Exercise requirements:
Copy out the complete listing, word for word.

(Records from a data collection)
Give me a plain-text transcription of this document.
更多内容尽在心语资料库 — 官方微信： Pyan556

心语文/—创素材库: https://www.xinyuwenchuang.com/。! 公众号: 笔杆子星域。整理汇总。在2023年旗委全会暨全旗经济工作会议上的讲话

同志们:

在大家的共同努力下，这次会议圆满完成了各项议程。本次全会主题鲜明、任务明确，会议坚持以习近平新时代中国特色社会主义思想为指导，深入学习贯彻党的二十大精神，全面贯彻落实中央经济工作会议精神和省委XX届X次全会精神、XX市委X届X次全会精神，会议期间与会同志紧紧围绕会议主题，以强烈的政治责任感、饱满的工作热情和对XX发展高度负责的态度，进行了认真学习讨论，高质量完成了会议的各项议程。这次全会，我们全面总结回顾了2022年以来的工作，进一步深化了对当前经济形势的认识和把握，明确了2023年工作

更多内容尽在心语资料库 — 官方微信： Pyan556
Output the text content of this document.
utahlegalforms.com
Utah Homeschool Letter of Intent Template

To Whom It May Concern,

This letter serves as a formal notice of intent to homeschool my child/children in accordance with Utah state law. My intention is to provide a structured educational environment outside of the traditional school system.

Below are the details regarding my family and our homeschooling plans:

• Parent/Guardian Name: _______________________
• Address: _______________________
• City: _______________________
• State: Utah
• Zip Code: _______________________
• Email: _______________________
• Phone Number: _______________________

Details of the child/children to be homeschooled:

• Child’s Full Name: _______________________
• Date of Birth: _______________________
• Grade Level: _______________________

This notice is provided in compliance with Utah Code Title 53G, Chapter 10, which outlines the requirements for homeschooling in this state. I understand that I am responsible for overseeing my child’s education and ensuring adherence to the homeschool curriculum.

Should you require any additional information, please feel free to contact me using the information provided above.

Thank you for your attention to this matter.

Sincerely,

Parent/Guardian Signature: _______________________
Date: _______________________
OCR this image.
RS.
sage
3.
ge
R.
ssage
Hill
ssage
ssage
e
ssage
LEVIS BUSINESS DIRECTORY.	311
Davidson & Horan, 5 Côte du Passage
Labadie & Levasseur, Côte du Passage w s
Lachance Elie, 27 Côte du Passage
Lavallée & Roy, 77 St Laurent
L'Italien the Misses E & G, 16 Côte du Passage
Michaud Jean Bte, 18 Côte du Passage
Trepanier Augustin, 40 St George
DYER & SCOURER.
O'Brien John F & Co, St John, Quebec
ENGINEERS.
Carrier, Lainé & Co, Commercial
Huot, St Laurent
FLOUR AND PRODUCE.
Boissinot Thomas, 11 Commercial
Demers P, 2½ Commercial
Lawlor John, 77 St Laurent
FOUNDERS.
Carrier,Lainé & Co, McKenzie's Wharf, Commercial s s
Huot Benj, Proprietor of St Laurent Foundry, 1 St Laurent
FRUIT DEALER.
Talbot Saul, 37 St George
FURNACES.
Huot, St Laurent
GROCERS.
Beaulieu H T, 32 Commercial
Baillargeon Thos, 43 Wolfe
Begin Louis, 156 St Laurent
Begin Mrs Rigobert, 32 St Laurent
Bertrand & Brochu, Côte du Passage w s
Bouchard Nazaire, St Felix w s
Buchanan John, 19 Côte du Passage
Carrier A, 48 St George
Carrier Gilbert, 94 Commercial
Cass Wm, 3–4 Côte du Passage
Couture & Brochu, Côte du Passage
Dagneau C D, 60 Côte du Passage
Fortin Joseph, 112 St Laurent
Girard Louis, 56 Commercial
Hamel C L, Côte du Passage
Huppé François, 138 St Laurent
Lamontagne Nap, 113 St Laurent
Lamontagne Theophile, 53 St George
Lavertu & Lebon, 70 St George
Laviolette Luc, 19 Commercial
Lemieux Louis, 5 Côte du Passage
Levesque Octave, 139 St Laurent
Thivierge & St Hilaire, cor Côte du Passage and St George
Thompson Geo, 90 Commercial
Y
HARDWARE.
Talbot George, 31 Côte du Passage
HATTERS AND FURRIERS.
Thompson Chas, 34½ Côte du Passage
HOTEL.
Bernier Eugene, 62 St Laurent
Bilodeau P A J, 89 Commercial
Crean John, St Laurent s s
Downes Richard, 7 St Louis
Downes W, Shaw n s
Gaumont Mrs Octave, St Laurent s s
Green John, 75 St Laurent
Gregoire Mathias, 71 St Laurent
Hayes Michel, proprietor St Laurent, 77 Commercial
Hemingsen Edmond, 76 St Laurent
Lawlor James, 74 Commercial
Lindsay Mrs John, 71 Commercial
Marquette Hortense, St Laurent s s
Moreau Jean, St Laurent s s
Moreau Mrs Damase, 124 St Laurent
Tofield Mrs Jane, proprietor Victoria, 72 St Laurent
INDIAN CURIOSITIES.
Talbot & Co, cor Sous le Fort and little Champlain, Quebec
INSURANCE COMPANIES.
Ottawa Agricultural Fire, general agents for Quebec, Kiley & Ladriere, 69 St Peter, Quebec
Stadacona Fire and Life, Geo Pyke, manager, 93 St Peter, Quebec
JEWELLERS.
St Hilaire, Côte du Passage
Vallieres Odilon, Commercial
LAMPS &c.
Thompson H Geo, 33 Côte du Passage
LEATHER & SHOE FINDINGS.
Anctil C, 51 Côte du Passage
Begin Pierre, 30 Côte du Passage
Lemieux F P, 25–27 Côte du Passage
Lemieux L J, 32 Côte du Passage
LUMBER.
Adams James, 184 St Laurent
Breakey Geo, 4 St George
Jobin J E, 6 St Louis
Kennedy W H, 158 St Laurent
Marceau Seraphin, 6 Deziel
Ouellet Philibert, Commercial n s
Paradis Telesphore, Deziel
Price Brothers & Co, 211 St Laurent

Solution to the problem:
Give me a plain-text transcription of this document.
更多内容尽在心语资料库 — 官方微信： Pyan556

心语文/—创素材库: https://www.xinyuwenchuang.com/。! 公众号: 笔杆子星域。整理汇总。在2023年旗委全会暨全旗经济工作会议上的讲话

同志们:

在大家的共同努力下，这次会议圆满完成了各项议程。本次全会主题鲜明、任务明确，会议坚持以习近平新时代中国特色社会主义思想为指导，深入学习贯彻党的二十大精神，全面贯彻落实中央经济工作会议精神和省委XX届X次全会精神、XX市委X届X次全会精神，会议期间与会同志紧紧围绕会议主题，以强烈的政治责任感、饱满的工作热情和对XX发展高度负责的态度，进行了认真学习讨论，高质量完成了会议的各项议程。这次全会，我们全面总结回顾了2022年以来的工作，进一步深化了对当前经济形势的认识和把握，明确了2023年工作

更多内容尽在心语资料库 — 官方微信： Pyan556
Output the text content of this document.
utahlegalforms.com
Utah Homeschool Letter of Intent Template

To Whom It May Concern,

This letter serves as a formal notice of intent to homeschool my child/children in accordance with Utah state law. My intention is to provide a structured educational environment outside of the traditional school system.

Below are the details regarding my family and our homeschooling plans:

• Parent/Guardian Name: _______________________
• Address: _______________________
• City: _______________________
• State: Utah
• Zip Code: _______________________
• Email: _______________________
• Phone Number: _______________________

Details of the child/children to be homeschooled:

• Child’s Full Name: _______________________
• Date of Birth: _______________________
• Grade Level: _______________________

This notice is provided in compliance with Utah Code Title 53G, Chapter 10, which outlines the requirements for homeschooling in this state. I understand that I am responsible for overseeing my child’s education and ensuring adherence to the homeschool curriculum.

Should you require any additional information, please feel free to contact me using the information provided above.

Thank you for your attention to this matter.

Sincerely,

Parent/Guardian Signature: _______________________
Date: _______________________
OCR this image.
RS.
sage
3.
ge
R.
ssage
Hill
ssage
ssage
e
ssage
LEVIS BUSINESS DIRECTORY.	311
Davidson & Horan, 5 Côte du Passage
Labadie & Levasseur, Côte du Passage w s
Lachance Elie, 27 Côte du Passage
Lavallée & Roy, 77 St Laurent
L'Italien the Misses E & G, 16 Côte du Passage
Michaud Jean Bte, 18 Côte du Passage
Trepanier Augustin, 40 St George
DYER & SCOURER.
O'Brien John F & Co, St John, Quebec
ENGINEERS.
Carrier, Lainé & Co, Commercial
Huot, St Laurent
FLOUR AND PRODUCE.
Boissinot Thomas, 11 Commercial
Demers P, 2½ Commercial
Lawlor John, 77 St Laurent
FOUNDERS.
Carrier,Lainé & Co, McKenzie's Wharf, Commercial s s
Huot Benj, Proprietor of St Laurent Foundry, 1 St Laurent
FRUIT DEALER.
Talbot Saul, 37 St George
FURNACES.
Huot, St Laurent
GROCERS.
Beaulieu H T, 32 Commercial
Baillargeon Thos, 43 Wolfe
Begin Louis, 156 St Laurent
Begin Mrs Rigobert, 32 St Laurent
Bertrand & Brochu, Côte du Passage w s
Bouchard Nazaire, St Felix w s
Buchanan John, 19 Côte du Passage
Carrier A, 48 St George
Carrier Gilbert, 94 Commercial
Cass Wm, 3–4 Côte du Passage
Couture & Brochu, Côte du Passage
Dagneau C D, 60 Côte du Passage
Fortin Joseph, 112 St Laurent
Girard Louis, 56 Commercial
Hamel C L, Côte du Passage
Huppé François, 138 St Laurent
Lamontagne Nap, 113 St Laurent
Lamontagne Theophile, 53 St George
Lavertu & Lebon, 70 St George
Laviolette Luc, 19 Commercial
Lemieux Louis, 5 Côte du Passage
Levesque Octave, 139 St Laurent
Thivierge & St Hilaire, cor Côte du Passage and St George
Thompson Geo, 90 Commercial
Y
HARDWARE.
Talbot George, 31 Côte du Passage
HATTERS AND FURRIERS.
Thompson Chas, 34½ Côte du Passage
HOTEL.
Bernier Eugene, 62 St Laurent
Bilodeau P A J, 89 Commercial
Crean John, St Laurent s s
Downes Richard, 7 St Louis
Downes W, Shaw n s
Gaumont Mrs Octave, St Laurent s s
Green John, 75 St Laurent
Gregoire Mathias, 71 St Laurent
Hayes Michel, proprietor St Laurent, 77 Commercial
Hemingsen Edmond, 76 St Laurent
Lawlor James, 74 Commercial
Lindsay Mrs John, 71 Commercial
Marquette Hortense, St Laurent s s
Moreau Jean, St Laurent s s
Moreau Mrs Damase, 124 St Laurent
Tofield Mrs Jane, proprietor Victoria, 72 St Laurent
INDIAN CURIOSITIES.
Talbot & Co, cor Sous le Fort and little Champlain, Quebec
INSURANCE COMPANIES.
Ottawa Agricultural Fire, general agents for Quebec, Kiley & Ladriere, 69 St Peter, Quebec
Stadacona Fire and Life, Geo Pyke, manager, 93 St Peter, Quebec
JEWELLERS.
St Hilaire, Côte du Passage
Vallieres Odilon, Commercial
LAMPS &c.
Thompson H Geo, 33 Côte du Passage
LEATHER & SHOE FINDINGS.
Anctil C, 51 Côte du Passage
Begin Pierre, 30 Côte du Passage
Lemieux F P, 25–27 Côte du Passage
Lemieux L J, 32 Côte du Passage
LUMBER.
Adams James, 184 St Laurent
Breakey Geo, 4 St George
Jobin J E, 6 St Louis
Kennedy W H, 158 St Laurent
Marceau Seraphin, 6 Deziel
Ouellet Philibert, Commercial n s
Paradis Telesphore, Deziel
Price Brothers & Co, 211 St Laurent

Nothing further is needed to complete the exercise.